▸ EXERCISE
Retype the whole listing verbatim and keep the pictures out of it.

▸ EXTRACTED RECORDS
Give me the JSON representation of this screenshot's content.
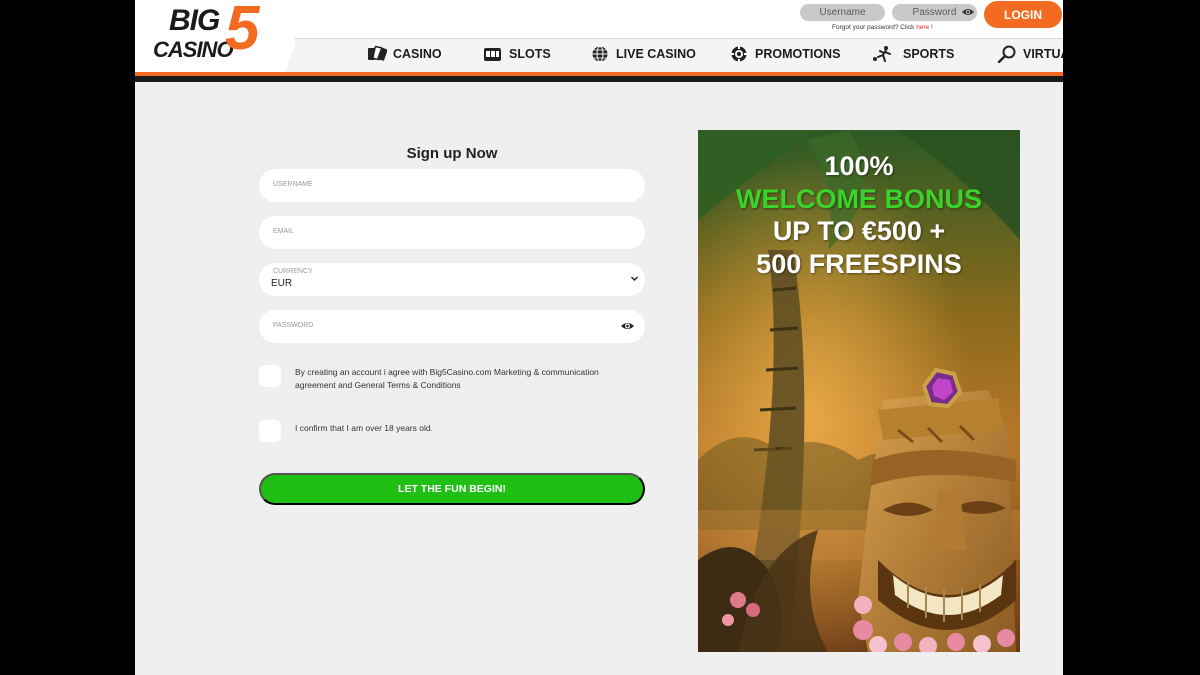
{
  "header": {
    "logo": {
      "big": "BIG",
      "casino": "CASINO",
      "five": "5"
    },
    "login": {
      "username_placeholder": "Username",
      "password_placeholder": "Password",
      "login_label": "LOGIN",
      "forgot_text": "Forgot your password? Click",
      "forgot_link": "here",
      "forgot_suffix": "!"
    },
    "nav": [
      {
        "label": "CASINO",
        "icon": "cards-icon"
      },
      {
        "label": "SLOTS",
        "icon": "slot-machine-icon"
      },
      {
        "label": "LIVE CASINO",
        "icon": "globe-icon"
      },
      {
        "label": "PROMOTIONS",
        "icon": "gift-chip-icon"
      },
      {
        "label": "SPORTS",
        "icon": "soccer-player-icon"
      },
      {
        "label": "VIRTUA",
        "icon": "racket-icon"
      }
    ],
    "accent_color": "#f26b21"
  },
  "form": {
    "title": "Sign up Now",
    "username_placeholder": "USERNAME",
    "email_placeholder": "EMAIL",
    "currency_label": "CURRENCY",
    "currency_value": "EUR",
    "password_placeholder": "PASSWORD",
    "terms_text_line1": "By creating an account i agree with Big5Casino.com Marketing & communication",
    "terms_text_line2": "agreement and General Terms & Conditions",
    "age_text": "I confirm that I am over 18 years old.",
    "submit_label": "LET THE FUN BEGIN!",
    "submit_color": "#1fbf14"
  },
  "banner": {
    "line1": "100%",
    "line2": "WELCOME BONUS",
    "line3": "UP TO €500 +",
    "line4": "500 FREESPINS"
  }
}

▸ REPLY
Give me the JSON representation of this screenshot's content.
{
  "header": {
    "logo": {
      "big": "BIG",
      "casino": "CASINO",
      "five": "5"
    },
    "login": {
      "username_placeholder": "Username",
      "password_placeholder": "Password",
      "login_label": "LOGIN",
      "forgot_text": "Forgot your password? Click",
      "forgot_link": "here",
      "forgot_suffix": "!"
    },
    "nav": [
      {
        "label": "CASINO",
        "icon": "cards-icon"
      },
      {
        "label": "SLOTS",
        "icon": "slot-machine-icon"
      },
      {
        "label": "LIVE CASINO",
        "icon": "globe-icon"
      },
      {
        "label": "PROMOTIONS",
        "icon": "gift-chip-icon"
      },
      {
        "label": "SPORTS",
        "icon": "soccer-player-icon"
      },
      {
        "label": "VIRTUA",
        "icon": "racket-icon"
      }
    ],
    "accent_color": "#f26b21"
  },
  "form": {
    "title": "Sign up Now",
    "username_placeholder": "USERNAME",
    "email_placeholder": "EMAIL",
    "currency_label": "CURRENCY",
    "currency_value": "EUR",
    "password_placeholder": "PASSWORD",
    "terms_text_line1": "By creating an account i agree with Big5Casino.com Marketing & communication",
    "terms_text_line2": "agreement and General Terms & Conditions",
    "age_text": "I confirm that I am over 18 years old.",
    "submit_label": "LET THE FUN BEGIN!",
    "submit_color": "#1fbf14"
  },
  "banner": {
    "line1": "100%",
    "line2": "WELCOME BONUS",
    "line3": "UP TO €500 +",
    "line4": "500 FREESPINS"
  }
}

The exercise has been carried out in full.